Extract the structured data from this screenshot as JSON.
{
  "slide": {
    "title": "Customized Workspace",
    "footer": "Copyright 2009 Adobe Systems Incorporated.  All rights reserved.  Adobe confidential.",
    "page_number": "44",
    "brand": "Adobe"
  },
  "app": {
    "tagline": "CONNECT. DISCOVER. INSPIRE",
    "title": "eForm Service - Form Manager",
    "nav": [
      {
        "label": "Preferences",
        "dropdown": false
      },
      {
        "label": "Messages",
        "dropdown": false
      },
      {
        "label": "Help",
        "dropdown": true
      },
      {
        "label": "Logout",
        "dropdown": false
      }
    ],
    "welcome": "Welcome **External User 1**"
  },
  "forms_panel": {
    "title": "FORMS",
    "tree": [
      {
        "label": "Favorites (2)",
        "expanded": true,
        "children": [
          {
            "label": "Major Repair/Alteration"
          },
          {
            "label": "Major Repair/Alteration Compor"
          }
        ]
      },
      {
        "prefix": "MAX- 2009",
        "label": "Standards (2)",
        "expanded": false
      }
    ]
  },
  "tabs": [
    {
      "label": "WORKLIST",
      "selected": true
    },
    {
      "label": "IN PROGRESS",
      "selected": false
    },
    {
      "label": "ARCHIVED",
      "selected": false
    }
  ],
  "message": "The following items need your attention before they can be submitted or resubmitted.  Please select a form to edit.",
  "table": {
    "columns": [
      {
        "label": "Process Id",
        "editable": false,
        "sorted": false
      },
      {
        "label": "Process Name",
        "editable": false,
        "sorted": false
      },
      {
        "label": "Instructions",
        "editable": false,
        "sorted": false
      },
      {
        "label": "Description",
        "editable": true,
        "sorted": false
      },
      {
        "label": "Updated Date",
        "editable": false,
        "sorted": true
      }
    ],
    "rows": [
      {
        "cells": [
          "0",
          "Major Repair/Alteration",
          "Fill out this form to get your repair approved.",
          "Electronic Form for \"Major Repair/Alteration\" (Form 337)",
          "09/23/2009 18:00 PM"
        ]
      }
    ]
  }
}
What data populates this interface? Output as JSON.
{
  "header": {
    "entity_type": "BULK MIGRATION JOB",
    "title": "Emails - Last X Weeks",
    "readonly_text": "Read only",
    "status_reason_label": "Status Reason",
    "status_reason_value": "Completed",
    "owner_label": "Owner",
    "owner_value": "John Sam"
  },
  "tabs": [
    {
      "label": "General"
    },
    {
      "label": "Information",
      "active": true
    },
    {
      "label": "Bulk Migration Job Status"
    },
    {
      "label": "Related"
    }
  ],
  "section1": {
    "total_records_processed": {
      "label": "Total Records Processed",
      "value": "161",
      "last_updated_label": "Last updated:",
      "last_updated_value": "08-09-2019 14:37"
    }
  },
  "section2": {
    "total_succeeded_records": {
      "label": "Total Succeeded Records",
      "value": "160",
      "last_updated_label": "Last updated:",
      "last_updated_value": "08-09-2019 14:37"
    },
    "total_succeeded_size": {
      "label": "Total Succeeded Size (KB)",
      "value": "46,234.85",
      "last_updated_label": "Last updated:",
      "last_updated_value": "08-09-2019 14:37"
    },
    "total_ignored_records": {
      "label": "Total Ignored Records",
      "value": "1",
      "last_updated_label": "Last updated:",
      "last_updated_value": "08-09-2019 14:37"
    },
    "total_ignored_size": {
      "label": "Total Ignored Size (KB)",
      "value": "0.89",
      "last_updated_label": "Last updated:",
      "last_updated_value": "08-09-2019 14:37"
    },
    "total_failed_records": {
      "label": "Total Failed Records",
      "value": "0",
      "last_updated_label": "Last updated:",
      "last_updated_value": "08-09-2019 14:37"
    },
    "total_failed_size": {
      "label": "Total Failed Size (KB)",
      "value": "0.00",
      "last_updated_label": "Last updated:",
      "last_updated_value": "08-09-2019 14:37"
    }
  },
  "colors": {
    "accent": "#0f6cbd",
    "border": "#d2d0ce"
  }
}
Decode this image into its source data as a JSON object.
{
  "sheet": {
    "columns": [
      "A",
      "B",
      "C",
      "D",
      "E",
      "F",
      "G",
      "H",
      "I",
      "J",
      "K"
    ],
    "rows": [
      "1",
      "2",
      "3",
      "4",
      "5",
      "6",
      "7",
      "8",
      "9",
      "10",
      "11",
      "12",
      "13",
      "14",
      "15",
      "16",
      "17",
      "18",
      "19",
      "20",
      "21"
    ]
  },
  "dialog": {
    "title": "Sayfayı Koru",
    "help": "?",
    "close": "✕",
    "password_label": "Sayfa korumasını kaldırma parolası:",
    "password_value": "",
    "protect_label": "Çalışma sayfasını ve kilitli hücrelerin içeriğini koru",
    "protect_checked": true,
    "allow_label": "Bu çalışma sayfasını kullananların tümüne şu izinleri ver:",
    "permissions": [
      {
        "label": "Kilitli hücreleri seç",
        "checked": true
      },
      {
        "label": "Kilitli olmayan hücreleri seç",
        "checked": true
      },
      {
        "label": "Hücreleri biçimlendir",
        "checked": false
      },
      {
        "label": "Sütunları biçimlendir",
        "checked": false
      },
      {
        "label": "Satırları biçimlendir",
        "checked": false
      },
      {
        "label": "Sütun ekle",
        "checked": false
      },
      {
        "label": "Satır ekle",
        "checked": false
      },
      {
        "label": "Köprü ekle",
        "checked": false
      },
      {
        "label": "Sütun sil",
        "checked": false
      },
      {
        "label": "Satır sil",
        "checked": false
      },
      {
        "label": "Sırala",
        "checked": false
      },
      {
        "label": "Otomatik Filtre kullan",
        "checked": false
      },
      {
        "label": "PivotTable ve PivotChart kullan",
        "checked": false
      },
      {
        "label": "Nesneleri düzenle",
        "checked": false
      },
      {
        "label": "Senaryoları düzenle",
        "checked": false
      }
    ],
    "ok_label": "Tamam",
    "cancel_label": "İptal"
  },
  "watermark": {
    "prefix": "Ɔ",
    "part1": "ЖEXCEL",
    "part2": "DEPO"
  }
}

# # #

* Exercise goal *
Above are the records; copy all of them exactly.

* Answer for the task *
Extract the structured data from this screenshot as JSON.
{
  "slide": {
    "title": "Customized Workspace",
    "footer": "Copyright 2009 Adobe Systems Incorporated.  All rights reserved.  Adobe confidential.",
    "page_number": "44",
    "brand": "Adobe"
  },
  "app": {
    "tagline": "CONNECT. DISCOVER. INSPIRE",
    "title": "eForm Service - Form Manager",
    "nav": [
      {
        "label": "Preferences",
        "dropdown": false
      },
      {
        "label": "Messages",
        "dropdown": false
      },
      {
        "label": "Help",
        "dropdown": true
      },
      {
        "label": "Logout",
        "dropdown": false
      }
    ],
    "welcome": "Welcome **External User 1**"
  },
  "forms_panel": {
    "title": "FORMS",
    "tree": [
      {
        "label": "Favorites (2)",
        "expanded": true,
        "children": [
          {
            "label": "Major Repair/Alteration"
          },
          {
            "label": "Major Repair/Alteration Compor"
          }
        ]
      },
      {
        "prefix": "MAX- 2009",
        "label": "Standards (2)",
        "expanded": false
      }
    ]
  },
  "tabs": [
    {
      "label": "WORKLIST",
      "selected": true
    },
    {
      "label": "IN PROGRESS",
      "selected": false
    },
    {
      "label": "ARCHIVED",
      "selected": false
    }
  ],
  "message": "The following items need your attention before they can be submitted or resubmitted.  Please select a form to edit.",
  "table": {
    "columns": [
      {
        "label": "Process Id",
        "editable": false,
        "sorted": false
      },
      {
        "label": "Process Name",
        "editable": false,
        "sorted": false
      },
      {
        "label": "Instructions",
        "editable": false,
        "sorted": false
      },
      {
        "label": "Description",
        "editable": true,
        "sorted": false
      },
      {
        "label": "Updated Date",
        "editable": false,
        "sorted": true
      }
    ],
    "rows": [
      {
        "cells": [
          "0",
          "Major Repair/Alteration",
          "Fill out this form to get your repair approved.",
          "Electronic Form for \"Major Repair/Alteration\" (Form 337)",
          "09/23/2009 18:00 PM"
        ]
      }
    ]
  }
}
What data populates this interface? Output as JSON.
{
  "header": {
    "entity_type": "BULK MIGRATION JOB",
    "title": "Emails - Last X Weeks",
    "readonly_text": "Read only",
    "status_reason_label": "Status Reason",
    "status_reason_value": "Completed",
    "owner_label": "Owner",
    "owner_value": "John Sam"
  },
  "tabs": [
    {
      "label": "General"
    },
    {
      "label": "Information",
      "active": true
    },
    {
      "label": "Bulk Migration Job Status"
    },
    {
      "label": "Related"
    }
  ],
  "section1": {
    "total_records_processed": {
      "label": "Total Records Processed",
      "value": "161",
      "last_updated_label": "Last updated:",
      "last_updated_value": "08-09-2019 14:37"
    }
  },
  "section2": {
    "total_succeeded_records": {
      "label": "Total Succeeded Records",
      "value": "160",
      "last_updated_label": "Last updated:",
      "last_updated_value": "08-09-2019 14:37"
    },
    "total_succeeded_size": {
      "label": "Total Succeeded Size (KB)",
      "value": "46,234.85",
      "last_updated_label": "Last updated:",
      "last_updated_value": "08-09-2019 14:37"
    },
    "total_ignored_records": {
      "label": "Total Ignored Records",
      "value": "1",
      "last_updated_label": "Last updated:",
      "last_updated_value": "08-09-2019 14:37"
    },
    "total_ignored_size": {
      "label": "Total Ignored Size (KB)",
      "value": "0.89",
      "last_updated_label": "Last updated:",
      "last_updated_value": "08-09-2019 14:37"
    },
    "total_failed_records": {
      "label": "Total Failed Records",
      "value": "0",
      "last_updated_label": "Last updated:",
      "last_updated_value": "08-09-2019 14:37"
    },
    "total_failed_size": {
      "label": "Total Failed Size (KB)",
      "value": "0.00",
      "last_updated_label": "Last updated:",
      "last_updated_value": "08-09-2019 14:37"
    }
  },
  "colors": {
    "accent": "#0f6cbd",
    "border": "#d2d0ce"
  }
}
Decode this image into its source data as a JSON object.
{
  "sheet": {
    "columns": [
      "A",
      "B",
      "C",
      "D",
      "E",
      "F",
      "G",
      "H",
      "I",
      "J",
      "K"
    ],
    "rows": [
      "1",
      "2",
      "3",
      "4",
      "5",
      "6",
      "7",
      "8",
      "9",
      "10",
      "11",
      "12",
      "13",
      "14",
      "15",
      "16",
      "17",
      "18",
      "19",
      "20",
      "21"
    ]
  },
  "dialog": {
    "title": "Sayfayı Koru",
    "help": "?",
    "close": "✕",
    "password_label": "Sayfa korumasını kaldırma parolası:",
    "password_value": "",
    "protect_label": "Çalışma sayfasını ve kilitli hücrelerin içeriğini koru",
    "protect_checked": true,
    "allow_label": "Bu çalışma sayfasını kullananların tümüne şu izinleri ver:",
    "permissions": [
      {
        "label": "Kilitli hücreleri seç",
        "checked": true
      },
      {
        "label": "Kilitli olmayan hücreleri seç",
        "checked": true
      },
      {
        "label": "Hücreleri biçimlendir",
        "checked": false
      },
      {
        "label": "Sütunları biçimlendir",
        "checked": false
      },
      {
        "label": "Satırları biçimlendir",
        "checked": false
      },
      {
        "label": "Sütun ekle",
        "checked": false
      },
      {
        "label": "Satır ekle",
        "checked": false
      },
      {
        "label": "Köprü ekle",
        "checked": false
      },
      {
        "label": "Sütun sil",
        "checked": false
      },
      {
        "label": "Satır sil",
        "checked": false
      },
      {
        "label": "Sırala",
        "checked": false
      },
      {
        "label": "Otomatik Filtre kullan",
        "checked": false
      },
      {
        "label": "PivotTable ve PivotChart kullan",
        "checked": false
      },
      {
        "label": "Nesneleri düzenle",
        "checked": false
      },
      {
        "label": "Senaryoları düzenle",
        "checked": false
      }
    ],
    "ok_label": "Tamam",
    "cancel_label": "İptal"
  },
  "watermark": {
    "prefix": "Ɔ",
    "part1": "ЖEXCEL",
    "part2": "DEPO"
  }
}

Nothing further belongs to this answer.